### Your instructions
Would you return the complete listing below word for word?

Part of a data file:
####
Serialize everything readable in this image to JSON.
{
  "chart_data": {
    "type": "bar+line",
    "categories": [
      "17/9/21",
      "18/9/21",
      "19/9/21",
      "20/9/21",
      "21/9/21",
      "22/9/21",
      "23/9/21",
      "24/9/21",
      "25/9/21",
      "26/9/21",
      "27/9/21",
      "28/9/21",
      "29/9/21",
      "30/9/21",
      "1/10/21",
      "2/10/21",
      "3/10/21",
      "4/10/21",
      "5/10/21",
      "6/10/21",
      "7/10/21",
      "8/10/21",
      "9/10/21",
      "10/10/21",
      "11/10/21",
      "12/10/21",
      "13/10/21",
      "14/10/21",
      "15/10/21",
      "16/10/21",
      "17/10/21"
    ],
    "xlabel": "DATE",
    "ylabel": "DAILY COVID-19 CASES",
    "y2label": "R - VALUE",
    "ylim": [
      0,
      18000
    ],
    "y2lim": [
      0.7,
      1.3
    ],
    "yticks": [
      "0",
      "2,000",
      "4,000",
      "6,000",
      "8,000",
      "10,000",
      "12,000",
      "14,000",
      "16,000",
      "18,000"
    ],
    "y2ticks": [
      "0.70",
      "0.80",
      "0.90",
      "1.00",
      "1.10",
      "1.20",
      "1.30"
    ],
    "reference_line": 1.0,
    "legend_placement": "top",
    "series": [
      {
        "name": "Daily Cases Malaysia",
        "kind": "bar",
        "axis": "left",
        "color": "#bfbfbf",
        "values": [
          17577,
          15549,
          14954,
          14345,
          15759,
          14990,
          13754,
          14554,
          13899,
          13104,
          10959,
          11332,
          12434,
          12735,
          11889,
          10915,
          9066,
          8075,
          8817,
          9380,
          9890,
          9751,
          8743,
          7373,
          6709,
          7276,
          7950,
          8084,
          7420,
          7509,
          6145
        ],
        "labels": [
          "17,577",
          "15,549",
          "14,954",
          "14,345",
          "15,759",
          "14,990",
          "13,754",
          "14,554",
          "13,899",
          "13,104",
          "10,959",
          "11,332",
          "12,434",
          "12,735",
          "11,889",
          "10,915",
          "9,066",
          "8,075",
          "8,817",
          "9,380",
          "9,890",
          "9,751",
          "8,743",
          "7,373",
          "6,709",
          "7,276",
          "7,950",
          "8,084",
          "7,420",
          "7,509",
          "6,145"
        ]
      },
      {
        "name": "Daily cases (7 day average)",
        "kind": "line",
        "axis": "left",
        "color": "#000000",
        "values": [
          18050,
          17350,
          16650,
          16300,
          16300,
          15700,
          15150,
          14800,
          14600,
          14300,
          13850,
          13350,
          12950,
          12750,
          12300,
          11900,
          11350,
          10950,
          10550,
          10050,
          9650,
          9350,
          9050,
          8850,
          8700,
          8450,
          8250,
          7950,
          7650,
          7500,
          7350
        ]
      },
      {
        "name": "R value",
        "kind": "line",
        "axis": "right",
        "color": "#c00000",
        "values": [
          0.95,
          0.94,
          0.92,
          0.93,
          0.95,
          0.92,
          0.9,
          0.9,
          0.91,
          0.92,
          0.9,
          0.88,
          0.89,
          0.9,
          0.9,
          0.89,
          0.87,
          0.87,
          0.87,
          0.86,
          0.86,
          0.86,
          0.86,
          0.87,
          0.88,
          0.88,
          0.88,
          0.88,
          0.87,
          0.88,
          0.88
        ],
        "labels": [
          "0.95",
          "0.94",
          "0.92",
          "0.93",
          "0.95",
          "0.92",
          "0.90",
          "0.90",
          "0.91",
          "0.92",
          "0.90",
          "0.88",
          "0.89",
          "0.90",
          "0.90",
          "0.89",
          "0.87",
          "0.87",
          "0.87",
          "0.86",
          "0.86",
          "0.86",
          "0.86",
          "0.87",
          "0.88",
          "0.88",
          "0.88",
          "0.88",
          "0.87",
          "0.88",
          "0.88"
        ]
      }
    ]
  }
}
####
### Solution for this task
Serialize everything readable in this image to JSON.
{
  "chart_data": {
    "type": "bar+line",
    "categories": [
      "17/9/21",
      "18/9/21",
      "19/9/21",
      "20/9/21",
      "21/9/21",
      "22/9/21",
      "23/9/21",
      "24/9/21",
      "25/9/21",
      "26/9/21",
      "27/9/21",
      "28/9/21",
      "29/9/21",
      "30/9/21",
      "1/10/21",
      "2/10/21",
      "3/10/21",
      "4/10/21",
      "5/10/21",
      "6/10/21",
      "7/10/21",
      "8/10/21",
      "9/10/21",
      "10/10/21",
      "11/10/21",
      "12/10/21",
      "13/10/21",
      "14/10/21",
      "15/10/21",
      "16/10/21",
      "17/10/21"
    ],
    "xlabel": "DATE",
    "ylabel": "DAILY COVID-19 CASES",
    "y2label": "R - VALUE",
    "ylim": [
      0,
      18000
    ],
    "y2lim": [
      0.7,
      1.3
    ],
    "yticks": [
      "0",
      "2,000",
      "4,000",
      "6,000",
      "8,000",
      "10,000",
      "12,000",
      "14,000",
      "16,000",
      "18,000"
    ],
    "y2ticks": [
      "0.70",
      "0.80",
      "0.90",
      "1.00",
      "1.10",
      "1.20",
      "1.30"
    ],
    "reference_line": 1.0,
    "legend_placement": "top",
    "series": [
      {
        "name": "Daily Cases Malaysia",
        "kind": "bar",
        "axis": "left",
        "color": "#bfbfbf",
        "values": [
          17577,
          15549,
          14954,
          14345,
          15759,
          14990,
          13754,
          14554,
          13899,
          13104,
          10959,
          11332,
          12434,
          12735,
          11889,
          10915,
          9066,
          8075,
          8817,
          9380,
          9890,
          9751,
          8743,
          7373,
          6709,
          7276,
          7950,
          8084,
          7420,
          7509,
          6145
        ],
        "labels": [
          "17,577",
          "15,549",
          "14,954",
          "14,345",
          "15,759",
          "14,990",
          "13,754",
          "14,554",
          "13,899",
          "13,104",
          "10,959",
          "11,332",
          "12,434",
          "12,735",
          "11,889",
          "10,915",
          "9,066",
          "8,075",
          "8,817",
          "9,380",
          "9,890",
          "9,751",
          "8,743",
          "7,373",
          "6,709",
          "7,276",
          "7,950",
          "8,084",
          "7,420",
          "7,509",
          "6,145"
        ]
      },
      {
        "name": "Daily cases (7 day average)",
        "kind": "line",
        "axis": "left",
        "color": "#000000",
        "values": [
          18050,
          17350,
          16650,
          16300,
          16300,
          15700,
          15150,
          14800,
          14600,
          14300,
          13850,
          13350,
          12950,
          12750,
          12300,
          11900,
          11350,
          10950,
          10550,
          10050,
          9650,
          9350,
          9050,
          8850,
          8700,
          8450,
          8250,
          7950,
          7650,
          7500,
          7350
        ]
      },
      {
        "name": "R value",
        "kind": "line",
        "axis": "right",
        "color": "#c00000",
        "values": [
          0.95,
          0.94,
          0.92,
          0.93,
          0.95,
          0.92,
          0.9,
          0.9,
          0.91,
          0.92,
          0.9,
          0.88,
          0.89,
          0.9,
          0.9,
          0.89,
          0.87,
          0.87,
          0.87,
          0.86,
          0.86,
          0.86,
          0.86,
          0.87,
          0.88,
          0.88,
          0.88,
          0.88,
          0.87,
          0.88,
          0.88
        ],
        "labels": [
          "0.95",
          "0.94",
          "0.92",
          "0.93",
          "0.95",
          "0.92",
          "0.90",
          "0.90",
          "0.91",
          "0.92",
          "0.90",
          "0.88",
          "0.89",
          "0.90",
          "0.90",
          "0.89",
          "0.87",
          "0.87",
          "0.87",
          "0.86",
          "0.86",
          "0.86",
          "0.86",
          "0.87",
          "0.88",
          "0.88",
          "0.88",
          "0.88",
          "0.87",
          "0.88",
          "0.88"
        ]
      }
    ]
  }
}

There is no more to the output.